Set problem
In the entries below, find every line with "sider" and copy it.

Given entries
════════

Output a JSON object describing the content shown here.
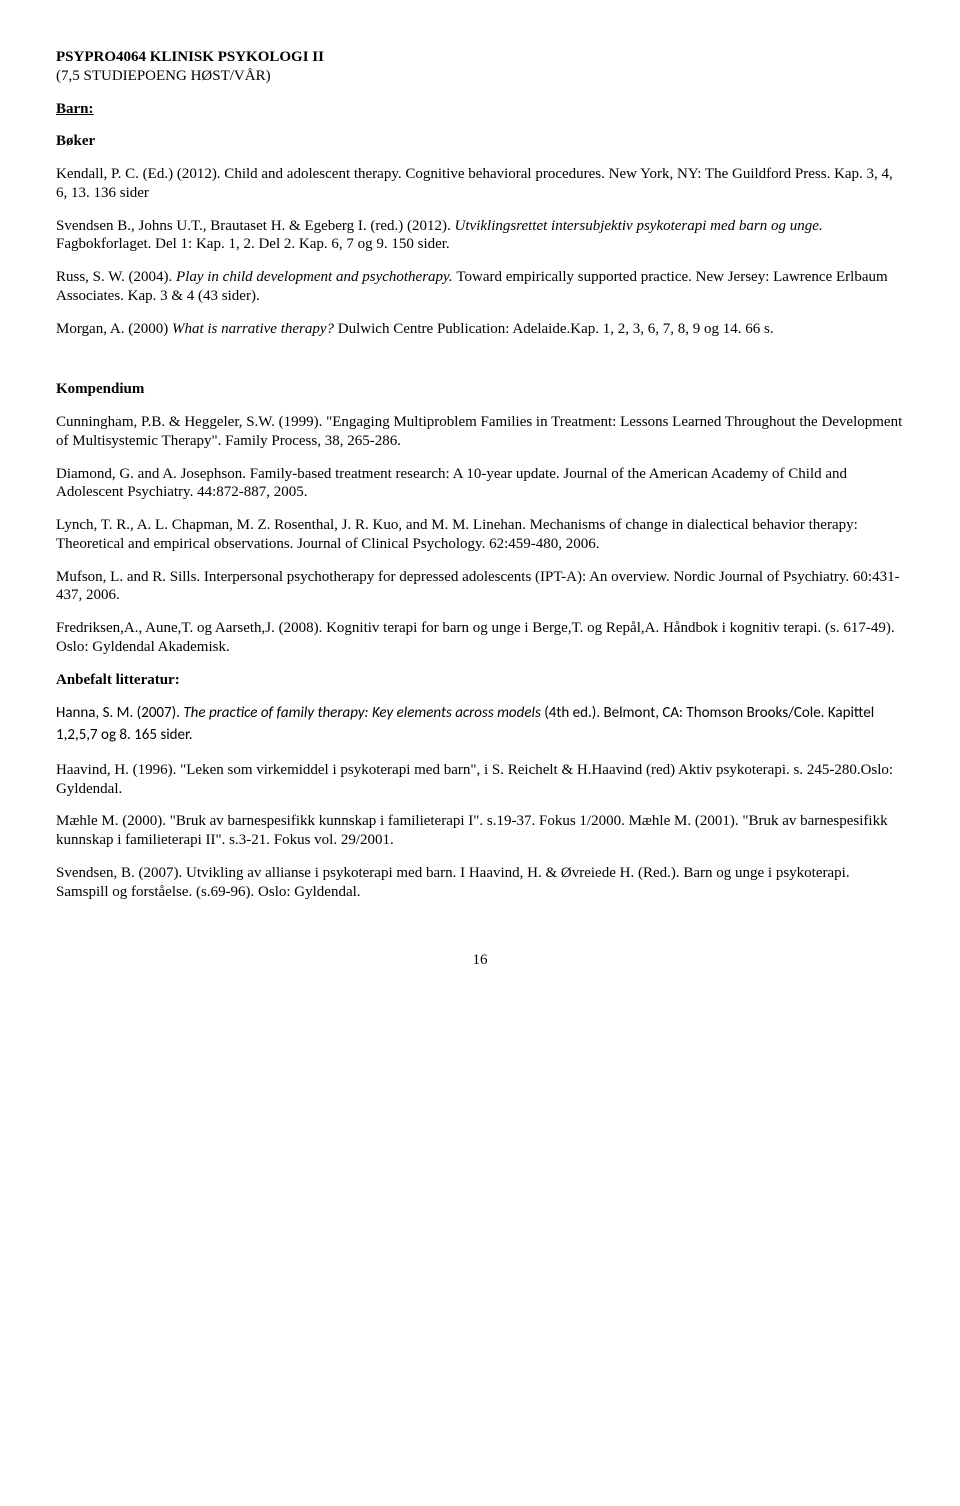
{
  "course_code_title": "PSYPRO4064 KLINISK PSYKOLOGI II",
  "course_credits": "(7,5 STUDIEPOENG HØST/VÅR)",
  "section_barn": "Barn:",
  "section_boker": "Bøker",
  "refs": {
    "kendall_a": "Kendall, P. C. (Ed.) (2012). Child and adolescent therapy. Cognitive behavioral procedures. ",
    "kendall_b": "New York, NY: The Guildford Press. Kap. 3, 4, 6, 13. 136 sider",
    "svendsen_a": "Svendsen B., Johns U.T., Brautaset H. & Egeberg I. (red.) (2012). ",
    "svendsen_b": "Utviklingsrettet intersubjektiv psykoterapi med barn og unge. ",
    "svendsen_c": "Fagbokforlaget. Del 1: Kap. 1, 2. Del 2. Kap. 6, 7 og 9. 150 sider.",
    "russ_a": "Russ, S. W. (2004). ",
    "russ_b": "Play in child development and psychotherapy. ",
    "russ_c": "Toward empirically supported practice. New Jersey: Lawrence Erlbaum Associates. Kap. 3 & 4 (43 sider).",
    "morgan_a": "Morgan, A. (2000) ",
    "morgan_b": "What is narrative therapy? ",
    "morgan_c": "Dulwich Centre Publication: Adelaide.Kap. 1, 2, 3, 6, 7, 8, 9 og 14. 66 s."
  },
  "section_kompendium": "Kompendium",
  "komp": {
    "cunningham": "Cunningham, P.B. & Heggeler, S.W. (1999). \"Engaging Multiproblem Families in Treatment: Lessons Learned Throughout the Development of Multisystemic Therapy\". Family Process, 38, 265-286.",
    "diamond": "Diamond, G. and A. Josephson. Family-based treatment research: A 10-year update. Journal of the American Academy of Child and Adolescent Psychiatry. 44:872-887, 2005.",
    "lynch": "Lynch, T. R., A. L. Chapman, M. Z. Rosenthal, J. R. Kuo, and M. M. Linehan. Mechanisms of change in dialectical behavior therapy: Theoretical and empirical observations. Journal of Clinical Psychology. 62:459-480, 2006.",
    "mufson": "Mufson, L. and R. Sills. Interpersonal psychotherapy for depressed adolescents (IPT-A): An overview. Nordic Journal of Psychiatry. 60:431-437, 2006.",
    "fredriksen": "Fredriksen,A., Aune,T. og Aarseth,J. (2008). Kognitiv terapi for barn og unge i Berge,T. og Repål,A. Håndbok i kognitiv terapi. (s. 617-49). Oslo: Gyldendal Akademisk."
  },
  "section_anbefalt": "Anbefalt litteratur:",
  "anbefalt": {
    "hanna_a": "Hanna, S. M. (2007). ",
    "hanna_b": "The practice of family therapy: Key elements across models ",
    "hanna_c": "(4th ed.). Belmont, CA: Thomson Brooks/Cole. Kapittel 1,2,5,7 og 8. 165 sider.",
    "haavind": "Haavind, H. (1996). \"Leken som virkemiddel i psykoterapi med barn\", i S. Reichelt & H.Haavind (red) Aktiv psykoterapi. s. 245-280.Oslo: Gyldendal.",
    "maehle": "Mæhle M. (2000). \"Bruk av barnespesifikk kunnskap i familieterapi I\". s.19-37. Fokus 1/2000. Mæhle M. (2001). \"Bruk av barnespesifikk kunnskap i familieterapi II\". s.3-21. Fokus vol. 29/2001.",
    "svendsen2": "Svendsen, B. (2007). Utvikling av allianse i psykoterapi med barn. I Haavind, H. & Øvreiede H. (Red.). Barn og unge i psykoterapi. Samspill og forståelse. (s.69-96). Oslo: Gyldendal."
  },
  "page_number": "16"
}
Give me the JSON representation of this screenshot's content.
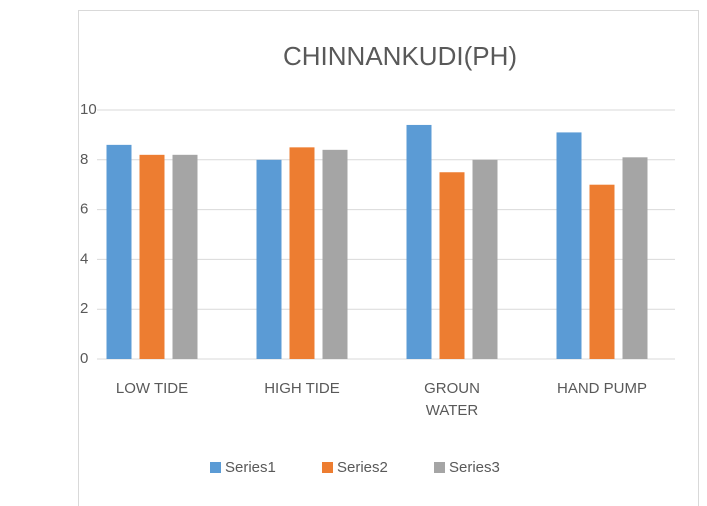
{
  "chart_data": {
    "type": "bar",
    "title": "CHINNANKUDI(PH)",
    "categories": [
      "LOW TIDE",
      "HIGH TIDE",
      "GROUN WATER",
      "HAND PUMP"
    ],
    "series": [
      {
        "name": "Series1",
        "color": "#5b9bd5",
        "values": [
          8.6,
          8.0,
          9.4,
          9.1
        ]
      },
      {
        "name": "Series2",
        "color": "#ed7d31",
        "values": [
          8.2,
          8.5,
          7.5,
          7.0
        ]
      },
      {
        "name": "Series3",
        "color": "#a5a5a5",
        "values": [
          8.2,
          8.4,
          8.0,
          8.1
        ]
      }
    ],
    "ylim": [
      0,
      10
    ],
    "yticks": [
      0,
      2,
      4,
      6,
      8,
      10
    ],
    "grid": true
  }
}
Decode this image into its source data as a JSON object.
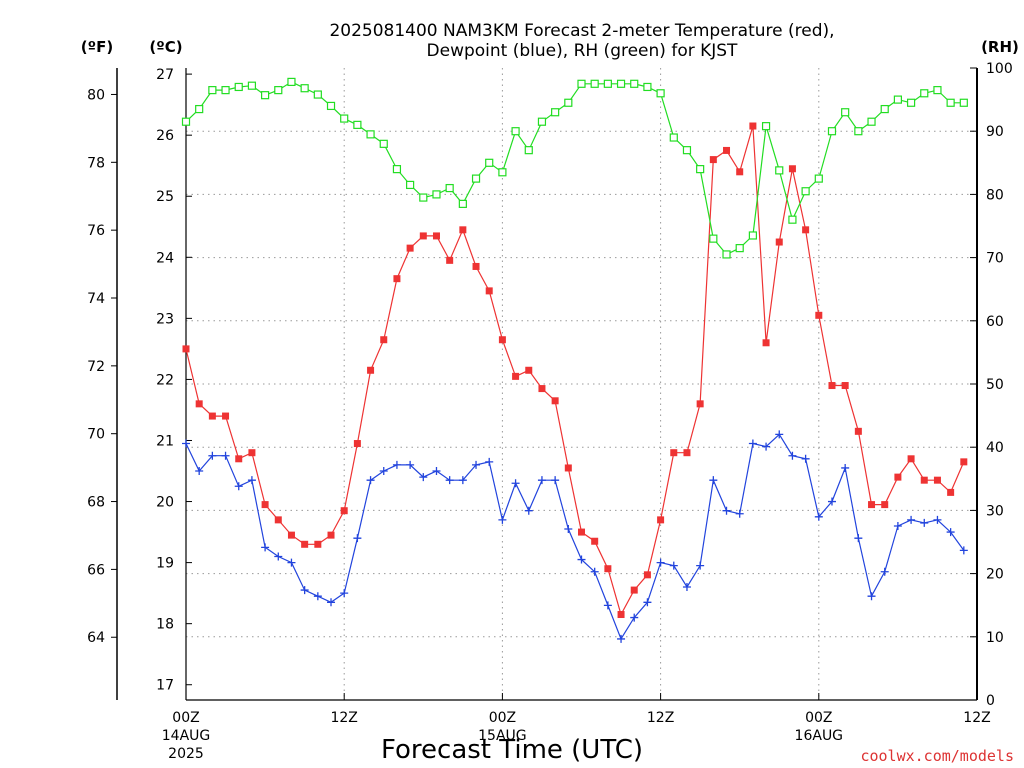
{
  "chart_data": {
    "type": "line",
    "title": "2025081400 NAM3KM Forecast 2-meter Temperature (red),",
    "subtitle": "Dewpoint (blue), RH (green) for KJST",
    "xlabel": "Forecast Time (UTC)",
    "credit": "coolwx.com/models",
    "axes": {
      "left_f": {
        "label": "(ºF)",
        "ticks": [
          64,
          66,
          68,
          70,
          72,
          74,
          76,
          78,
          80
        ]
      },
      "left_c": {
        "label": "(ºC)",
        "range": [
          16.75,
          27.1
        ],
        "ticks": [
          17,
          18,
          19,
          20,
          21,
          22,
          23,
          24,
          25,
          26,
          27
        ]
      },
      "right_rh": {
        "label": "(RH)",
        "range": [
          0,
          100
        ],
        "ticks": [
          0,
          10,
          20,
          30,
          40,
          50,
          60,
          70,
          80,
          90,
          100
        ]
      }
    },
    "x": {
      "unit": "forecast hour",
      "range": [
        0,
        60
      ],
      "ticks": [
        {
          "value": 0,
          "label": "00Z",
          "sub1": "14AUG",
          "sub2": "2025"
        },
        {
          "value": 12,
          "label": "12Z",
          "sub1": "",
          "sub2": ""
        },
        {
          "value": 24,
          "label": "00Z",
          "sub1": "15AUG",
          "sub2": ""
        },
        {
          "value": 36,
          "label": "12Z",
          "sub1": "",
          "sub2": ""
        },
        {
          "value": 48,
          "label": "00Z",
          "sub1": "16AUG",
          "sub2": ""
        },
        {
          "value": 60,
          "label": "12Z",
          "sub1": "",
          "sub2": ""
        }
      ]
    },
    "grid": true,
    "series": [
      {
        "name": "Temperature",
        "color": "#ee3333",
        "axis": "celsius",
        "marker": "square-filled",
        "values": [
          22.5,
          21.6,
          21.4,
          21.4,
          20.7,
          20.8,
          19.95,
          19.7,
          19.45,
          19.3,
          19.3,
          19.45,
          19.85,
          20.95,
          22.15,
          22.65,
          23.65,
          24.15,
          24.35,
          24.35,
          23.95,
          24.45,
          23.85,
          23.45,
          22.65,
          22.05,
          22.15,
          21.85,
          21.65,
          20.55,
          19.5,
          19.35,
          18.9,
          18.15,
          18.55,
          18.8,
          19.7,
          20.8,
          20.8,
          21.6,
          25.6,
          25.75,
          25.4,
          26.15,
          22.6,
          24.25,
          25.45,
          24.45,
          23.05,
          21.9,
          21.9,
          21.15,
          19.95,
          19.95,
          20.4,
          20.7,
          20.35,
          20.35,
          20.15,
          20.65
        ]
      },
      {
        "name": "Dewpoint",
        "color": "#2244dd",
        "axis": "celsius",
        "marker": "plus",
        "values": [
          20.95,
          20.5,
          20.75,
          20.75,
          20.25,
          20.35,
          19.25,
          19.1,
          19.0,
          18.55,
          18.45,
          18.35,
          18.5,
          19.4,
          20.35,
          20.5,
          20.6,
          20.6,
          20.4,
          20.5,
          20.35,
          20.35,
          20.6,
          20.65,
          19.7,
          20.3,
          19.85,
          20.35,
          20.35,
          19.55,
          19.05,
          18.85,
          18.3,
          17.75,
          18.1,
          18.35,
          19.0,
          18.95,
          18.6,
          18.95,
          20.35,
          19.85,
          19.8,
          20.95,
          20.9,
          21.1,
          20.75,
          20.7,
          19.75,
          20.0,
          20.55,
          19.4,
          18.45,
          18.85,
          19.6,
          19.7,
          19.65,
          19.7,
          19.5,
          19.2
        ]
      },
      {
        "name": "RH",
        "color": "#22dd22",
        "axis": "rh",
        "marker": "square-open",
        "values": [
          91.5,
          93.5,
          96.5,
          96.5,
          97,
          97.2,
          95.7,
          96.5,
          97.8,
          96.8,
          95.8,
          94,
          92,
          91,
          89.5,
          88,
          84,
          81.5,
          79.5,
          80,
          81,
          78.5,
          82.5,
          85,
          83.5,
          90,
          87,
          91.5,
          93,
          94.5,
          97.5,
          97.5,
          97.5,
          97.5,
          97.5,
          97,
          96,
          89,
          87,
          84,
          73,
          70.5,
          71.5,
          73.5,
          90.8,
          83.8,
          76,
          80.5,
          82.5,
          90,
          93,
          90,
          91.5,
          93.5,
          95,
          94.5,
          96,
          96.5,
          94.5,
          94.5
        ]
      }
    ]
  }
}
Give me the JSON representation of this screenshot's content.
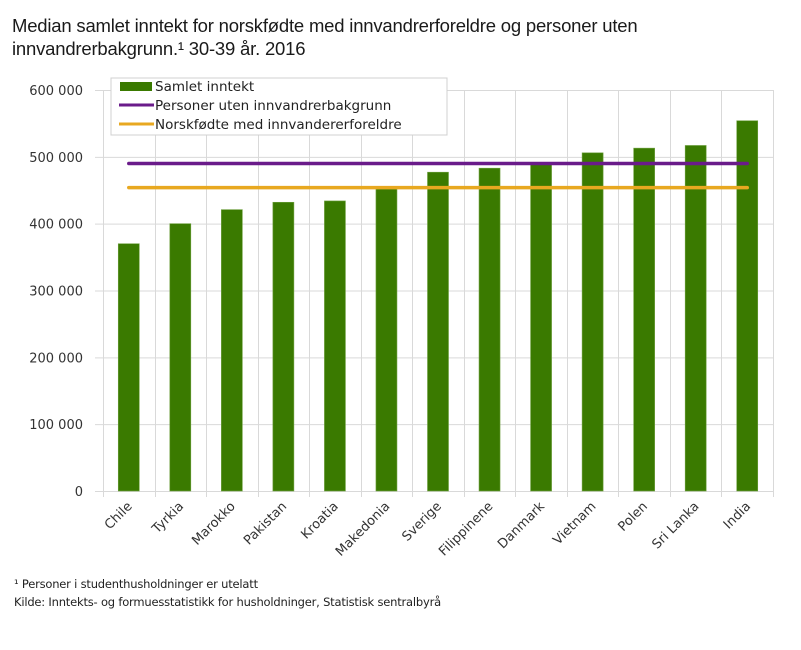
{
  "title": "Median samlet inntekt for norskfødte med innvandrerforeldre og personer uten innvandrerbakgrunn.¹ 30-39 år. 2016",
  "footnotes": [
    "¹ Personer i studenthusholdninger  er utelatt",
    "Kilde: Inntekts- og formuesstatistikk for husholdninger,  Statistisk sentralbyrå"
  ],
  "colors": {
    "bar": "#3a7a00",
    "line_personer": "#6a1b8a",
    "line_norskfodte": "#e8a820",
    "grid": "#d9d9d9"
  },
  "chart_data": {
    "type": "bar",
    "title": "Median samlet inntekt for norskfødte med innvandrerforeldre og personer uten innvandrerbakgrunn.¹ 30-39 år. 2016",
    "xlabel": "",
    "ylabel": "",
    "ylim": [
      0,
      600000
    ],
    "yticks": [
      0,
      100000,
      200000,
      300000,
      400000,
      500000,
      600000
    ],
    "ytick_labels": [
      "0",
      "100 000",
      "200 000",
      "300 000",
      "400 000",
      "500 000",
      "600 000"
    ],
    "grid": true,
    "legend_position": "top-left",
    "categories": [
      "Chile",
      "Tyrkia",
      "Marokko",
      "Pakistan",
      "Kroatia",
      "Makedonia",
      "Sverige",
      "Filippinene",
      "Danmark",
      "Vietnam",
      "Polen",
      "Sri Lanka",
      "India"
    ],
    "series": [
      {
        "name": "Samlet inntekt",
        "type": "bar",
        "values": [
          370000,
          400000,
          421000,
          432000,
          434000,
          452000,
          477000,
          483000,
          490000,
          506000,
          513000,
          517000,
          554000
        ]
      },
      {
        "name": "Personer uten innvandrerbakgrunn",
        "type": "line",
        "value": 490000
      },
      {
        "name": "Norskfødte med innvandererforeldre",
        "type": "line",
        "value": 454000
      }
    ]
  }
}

════════

Written reply
    "kendall_b": "New York, NY: The Guildford Press. Kap. 3, 4, 6, 13. 136 sider",
    "svendsen_c": "Fagbokforlaget. Del 1: Kap. 1, 2. Del 2. Kap. 6, 7 og 9. 150 sider.",
    "russ_c": "Toward empirically supported practice. New Jersey: Lawrence Erlbaum Associates. Kap. 3 & 4 (43 sider).",
    "hanna_c": "(4th ed.). Belmont, CA: Thomson Brooks/Cole. Kapittel 1,2,5,7 og 8. 165 sider.",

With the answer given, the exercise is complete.